What is being asked:
Gather all lines from the material that contain the word "PUNGKU".

═══ Data listing

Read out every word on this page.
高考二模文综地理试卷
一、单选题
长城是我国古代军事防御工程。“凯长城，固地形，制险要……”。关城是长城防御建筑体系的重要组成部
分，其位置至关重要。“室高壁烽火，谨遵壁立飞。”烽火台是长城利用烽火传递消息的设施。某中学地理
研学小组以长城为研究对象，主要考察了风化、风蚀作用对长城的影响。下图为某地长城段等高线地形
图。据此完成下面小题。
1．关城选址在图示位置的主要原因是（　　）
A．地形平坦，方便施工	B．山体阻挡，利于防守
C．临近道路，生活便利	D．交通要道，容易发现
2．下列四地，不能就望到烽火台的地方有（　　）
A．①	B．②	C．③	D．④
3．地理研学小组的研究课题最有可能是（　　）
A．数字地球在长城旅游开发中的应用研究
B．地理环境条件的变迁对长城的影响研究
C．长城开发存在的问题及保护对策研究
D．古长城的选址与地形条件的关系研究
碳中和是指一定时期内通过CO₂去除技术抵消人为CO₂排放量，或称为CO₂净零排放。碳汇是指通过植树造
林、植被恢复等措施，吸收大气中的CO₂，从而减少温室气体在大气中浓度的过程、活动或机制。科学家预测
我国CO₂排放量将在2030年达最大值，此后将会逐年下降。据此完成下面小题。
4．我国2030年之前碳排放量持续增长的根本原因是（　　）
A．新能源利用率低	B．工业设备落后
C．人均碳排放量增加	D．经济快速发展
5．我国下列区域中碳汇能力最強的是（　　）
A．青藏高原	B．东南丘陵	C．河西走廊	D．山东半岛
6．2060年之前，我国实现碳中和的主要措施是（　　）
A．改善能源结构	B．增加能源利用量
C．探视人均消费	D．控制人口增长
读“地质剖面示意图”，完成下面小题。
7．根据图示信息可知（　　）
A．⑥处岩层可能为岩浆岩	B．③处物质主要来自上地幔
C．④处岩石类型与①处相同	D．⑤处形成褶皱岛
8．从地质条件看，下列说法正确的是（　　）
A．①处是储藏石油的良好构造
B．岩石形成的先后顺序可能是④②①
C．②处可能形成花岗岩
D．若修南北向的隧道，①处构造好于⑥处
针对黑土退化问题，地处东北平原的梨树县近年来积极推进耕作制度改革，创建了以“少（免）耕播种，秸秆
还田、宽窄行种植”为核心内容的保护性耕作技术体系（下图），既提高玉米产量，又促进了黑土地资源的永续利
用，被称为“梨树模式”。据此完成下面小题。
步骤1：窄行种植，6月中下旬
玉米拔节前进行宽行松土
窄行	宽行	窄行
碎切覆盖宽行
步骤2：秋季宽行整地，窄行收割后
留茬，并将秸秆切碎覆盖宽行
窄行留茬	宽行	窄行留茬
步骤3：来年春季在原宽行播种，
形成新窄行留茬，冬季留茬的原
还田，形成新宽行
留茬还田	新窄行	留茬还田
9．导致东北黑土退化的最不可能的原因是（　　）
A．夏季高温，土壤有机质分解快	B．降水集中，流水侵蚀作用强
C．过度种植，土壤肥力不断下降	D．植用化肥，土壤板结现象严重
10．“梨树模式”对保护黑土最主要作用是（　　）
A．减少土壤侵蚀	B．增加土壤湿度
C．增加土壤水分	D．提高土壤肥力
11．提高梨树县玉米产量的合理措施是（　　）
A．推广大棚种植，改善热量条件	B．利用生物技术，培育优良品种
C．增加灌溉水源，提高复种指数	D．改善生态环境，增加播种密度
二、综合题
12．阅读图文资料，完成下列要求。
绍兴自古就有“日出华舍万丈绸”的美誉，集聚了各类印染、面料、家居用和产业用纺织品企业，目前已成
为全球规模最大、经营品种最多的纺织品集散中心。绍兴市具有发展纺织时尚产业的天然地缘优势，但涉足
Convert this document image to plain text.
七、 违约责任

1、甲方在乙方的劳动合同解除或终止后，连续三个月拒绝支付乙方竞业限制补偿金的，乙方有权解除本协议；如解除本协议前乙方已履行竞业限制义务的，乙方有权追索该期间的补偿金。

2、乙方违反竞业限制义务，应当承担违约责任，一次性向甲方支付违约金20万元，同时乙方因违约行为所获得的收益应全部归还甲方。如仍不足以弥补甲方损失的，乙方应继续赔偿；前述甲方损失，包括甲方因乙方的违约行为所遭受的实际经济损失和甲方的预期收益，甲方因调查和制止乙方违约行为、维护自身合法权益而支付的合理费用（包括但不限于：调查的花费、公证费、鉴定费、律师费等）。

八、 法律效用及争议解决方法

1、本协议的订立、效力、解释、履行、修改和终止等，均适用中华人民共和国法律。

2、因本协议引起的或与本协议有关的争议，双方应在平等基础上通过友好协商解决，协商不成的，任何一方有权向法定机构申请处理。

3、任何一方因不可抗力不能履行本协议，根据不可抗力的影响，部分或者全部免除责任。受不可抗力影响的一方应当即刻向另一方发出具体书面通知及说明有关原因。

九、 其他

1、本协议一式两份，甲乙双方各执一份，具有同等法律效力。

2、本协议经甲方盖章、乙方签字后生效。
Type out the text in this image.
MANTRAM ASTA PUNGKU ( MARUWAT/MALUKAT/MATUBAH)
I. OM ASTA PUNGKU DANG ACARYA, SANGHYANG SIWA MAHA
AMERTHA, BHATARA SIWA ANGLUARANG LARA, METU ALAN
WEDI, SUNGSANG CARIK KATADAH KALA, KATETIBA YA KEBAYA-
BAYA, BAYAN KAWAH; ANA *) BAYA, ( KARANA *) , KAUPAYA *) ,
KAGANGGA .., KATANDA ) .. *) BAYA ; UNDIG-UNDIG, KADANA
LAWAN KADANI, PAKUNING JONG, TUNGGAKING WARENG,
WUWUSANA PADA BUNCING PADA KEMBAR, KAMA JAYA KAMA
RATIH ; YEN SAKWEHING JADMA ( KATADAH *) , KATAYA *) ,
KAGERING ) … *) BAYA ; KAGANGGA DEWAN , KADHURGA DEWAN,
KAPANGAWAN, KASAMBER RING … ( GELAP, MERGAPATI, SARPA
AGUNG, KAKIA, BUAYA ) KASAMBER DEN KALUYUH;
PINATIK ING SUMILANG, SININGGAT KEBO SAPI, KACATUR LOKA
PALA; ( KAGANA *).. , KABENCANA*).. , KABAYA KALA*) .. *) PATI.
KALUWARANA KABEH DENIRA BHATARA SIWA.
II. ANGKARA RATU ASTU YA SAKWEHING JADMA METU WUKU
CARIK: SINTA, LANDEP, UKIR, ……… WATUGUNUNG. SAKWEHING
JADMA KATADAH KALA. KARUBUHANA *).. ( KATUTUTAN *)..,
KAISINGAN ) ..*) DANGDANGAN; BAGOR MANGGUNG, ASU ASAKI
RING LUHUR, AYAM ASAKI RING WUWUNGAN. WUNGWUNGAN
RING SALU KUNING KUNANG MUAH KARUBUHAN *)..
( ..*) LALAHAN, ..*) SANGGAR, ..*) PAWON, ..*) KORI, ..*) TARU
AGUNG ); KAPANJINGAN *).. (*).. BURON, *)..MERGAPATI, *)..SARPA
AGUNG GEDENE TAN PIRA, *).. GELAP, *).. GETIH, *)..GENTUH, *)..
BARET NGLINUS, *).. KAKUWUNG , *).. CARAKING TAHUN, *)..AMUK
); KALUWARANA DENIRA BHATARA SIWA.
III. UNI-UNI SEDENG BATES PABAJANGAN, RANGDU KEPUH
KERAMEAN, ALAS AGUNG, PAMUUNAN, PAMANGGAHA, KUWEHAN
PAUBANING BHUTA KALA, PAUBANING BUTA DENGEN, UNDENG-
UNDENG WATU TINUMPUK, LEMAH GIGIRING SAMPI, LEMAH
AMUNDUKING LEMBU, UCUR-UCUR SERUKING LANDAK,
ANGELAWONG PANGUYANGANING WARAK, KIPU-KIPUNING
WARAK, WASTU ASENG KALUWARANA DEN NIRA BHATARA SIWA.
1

══════

Response to this task:
MANTRAM ASTA PUNGKU ( MARUWAT/MALUKAT/MATUBAH)
I. OM ASTA PUNGKU DANG ACARYA, SANGHYANG SIWA MAHA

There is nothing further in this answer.